Task brief — Your answer should be a single number: the count of lines containing "frac".

Input data —
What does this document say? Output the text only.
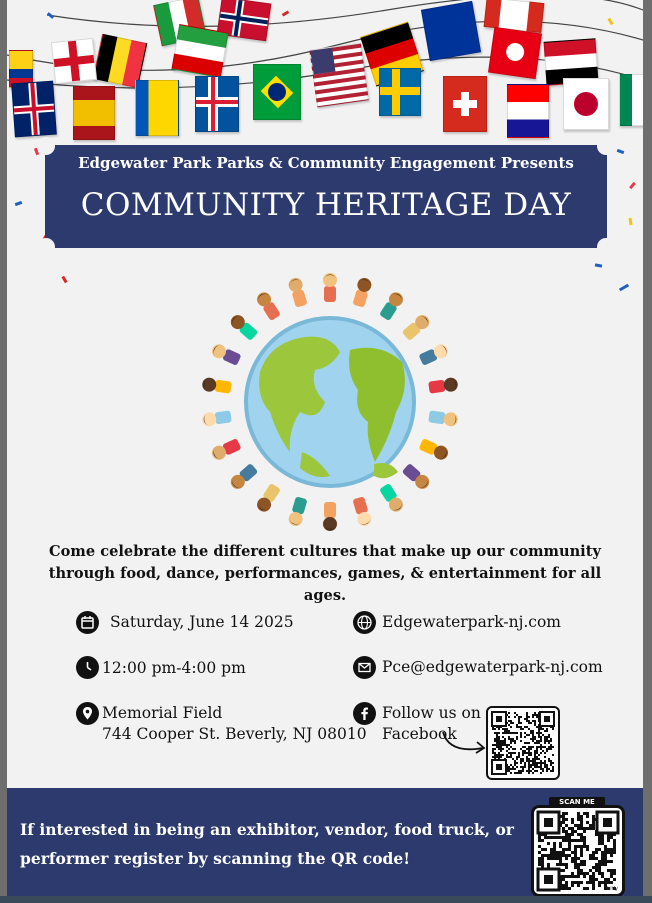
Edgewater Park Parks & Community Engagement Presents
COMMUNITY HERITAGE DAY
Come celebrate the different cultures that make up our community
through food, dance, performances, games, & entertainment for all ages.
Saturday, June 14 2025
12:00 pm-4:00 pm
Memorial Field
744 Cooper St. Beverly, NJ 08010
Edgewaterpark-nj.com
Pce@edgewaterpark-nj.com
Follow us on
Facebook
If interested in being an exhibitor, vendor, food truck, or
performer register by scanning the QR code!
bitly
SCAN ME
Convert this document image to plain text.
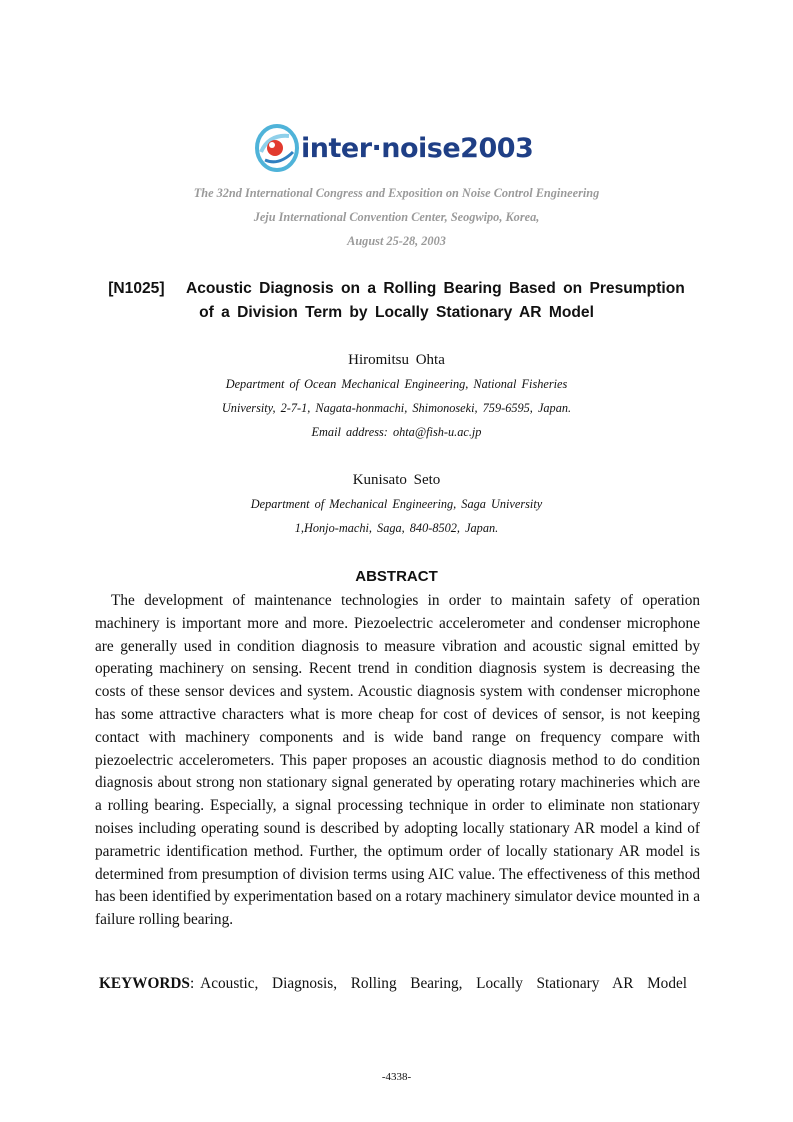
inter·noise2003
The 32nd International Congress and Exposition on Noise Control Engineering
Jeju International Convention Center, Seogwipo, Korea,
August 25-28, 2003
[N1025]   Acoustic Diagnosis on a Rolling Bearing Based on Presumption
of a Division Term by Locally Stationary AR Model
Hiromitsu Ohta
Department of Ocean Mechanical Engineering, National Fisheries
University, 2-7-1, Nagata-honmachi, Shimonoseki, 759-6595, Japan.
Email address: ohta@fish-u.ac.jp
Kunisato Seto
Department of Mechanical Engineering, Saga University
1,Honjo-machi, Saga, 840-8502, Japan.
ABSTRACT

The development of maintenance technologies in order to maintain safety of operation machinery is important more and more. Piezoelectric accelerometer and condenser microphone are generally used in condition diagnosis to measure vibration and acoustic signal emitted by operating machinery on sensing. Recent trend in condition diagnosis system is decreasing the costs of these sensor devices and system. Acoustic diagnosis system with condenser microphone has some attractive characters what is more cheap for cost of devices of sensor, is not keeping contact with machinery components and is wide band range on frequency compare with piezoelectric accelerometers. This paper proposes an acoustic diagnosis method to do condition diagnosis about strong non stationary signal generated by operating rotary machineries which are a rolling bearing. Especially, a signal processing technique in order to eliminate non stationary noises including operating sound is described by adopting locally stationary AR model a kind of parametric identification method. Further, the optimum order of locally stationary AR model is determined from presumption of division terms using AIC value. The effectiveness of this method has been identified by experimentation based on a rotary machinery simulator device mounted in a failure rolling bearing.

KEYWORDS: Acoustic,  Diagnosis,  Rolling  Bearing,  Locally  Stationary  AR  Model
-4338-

---

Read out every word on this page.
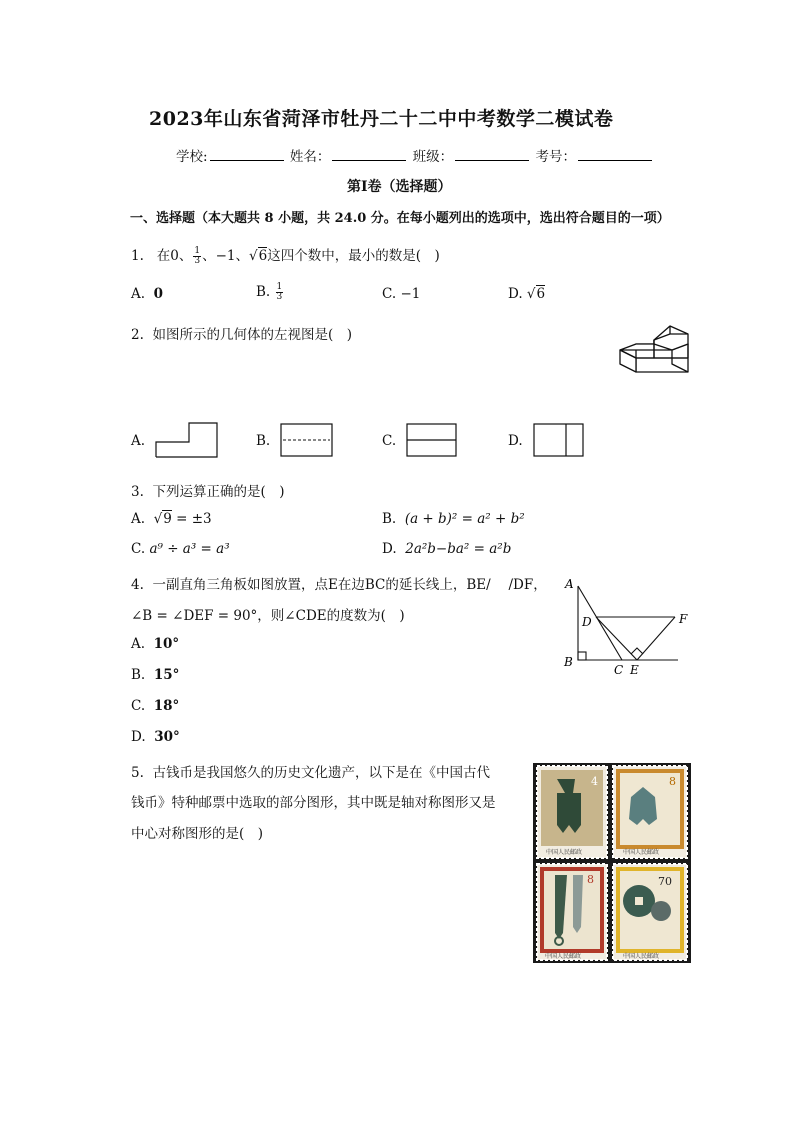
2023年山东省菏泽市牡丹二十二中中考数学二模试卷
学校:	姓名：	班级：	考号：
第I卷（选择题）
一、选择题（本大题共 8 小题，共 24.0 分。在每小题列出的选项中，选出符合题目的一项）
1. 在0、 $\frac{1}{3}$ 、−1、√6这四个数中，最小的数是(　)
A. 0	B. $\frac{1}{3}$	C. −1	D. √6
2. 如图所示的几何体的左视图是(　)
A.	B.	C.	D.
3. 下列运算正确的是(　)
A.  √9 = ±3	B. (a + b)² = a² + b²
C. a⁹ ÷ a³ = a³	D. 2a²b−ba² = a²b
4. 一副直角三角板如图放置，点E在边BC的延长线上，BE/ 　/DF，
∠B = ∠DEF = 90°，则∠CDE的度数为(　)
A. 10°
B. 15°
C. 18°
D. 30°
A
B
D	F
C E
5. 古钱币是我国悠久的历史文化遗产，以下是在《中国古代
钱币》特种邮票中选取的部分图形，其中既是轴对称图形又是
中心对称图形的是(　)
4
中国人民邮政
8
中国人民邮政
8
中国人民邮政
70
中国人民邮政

* * *

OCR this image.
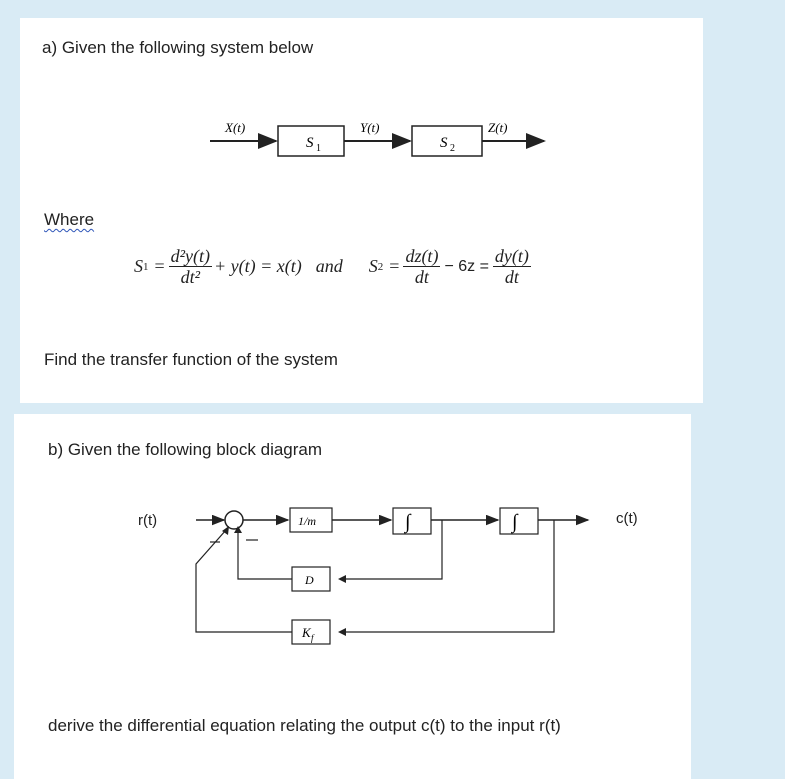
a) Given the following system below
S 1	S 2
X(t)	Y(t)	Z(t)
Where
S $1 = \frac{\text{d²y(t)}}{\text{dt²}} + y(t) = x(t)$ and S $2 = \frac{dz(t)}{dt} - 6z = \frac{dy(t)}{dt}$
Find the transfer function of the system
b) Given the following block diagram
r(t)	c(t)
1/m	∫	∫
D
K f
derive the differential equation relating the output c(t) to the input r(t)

Answer to the task — 3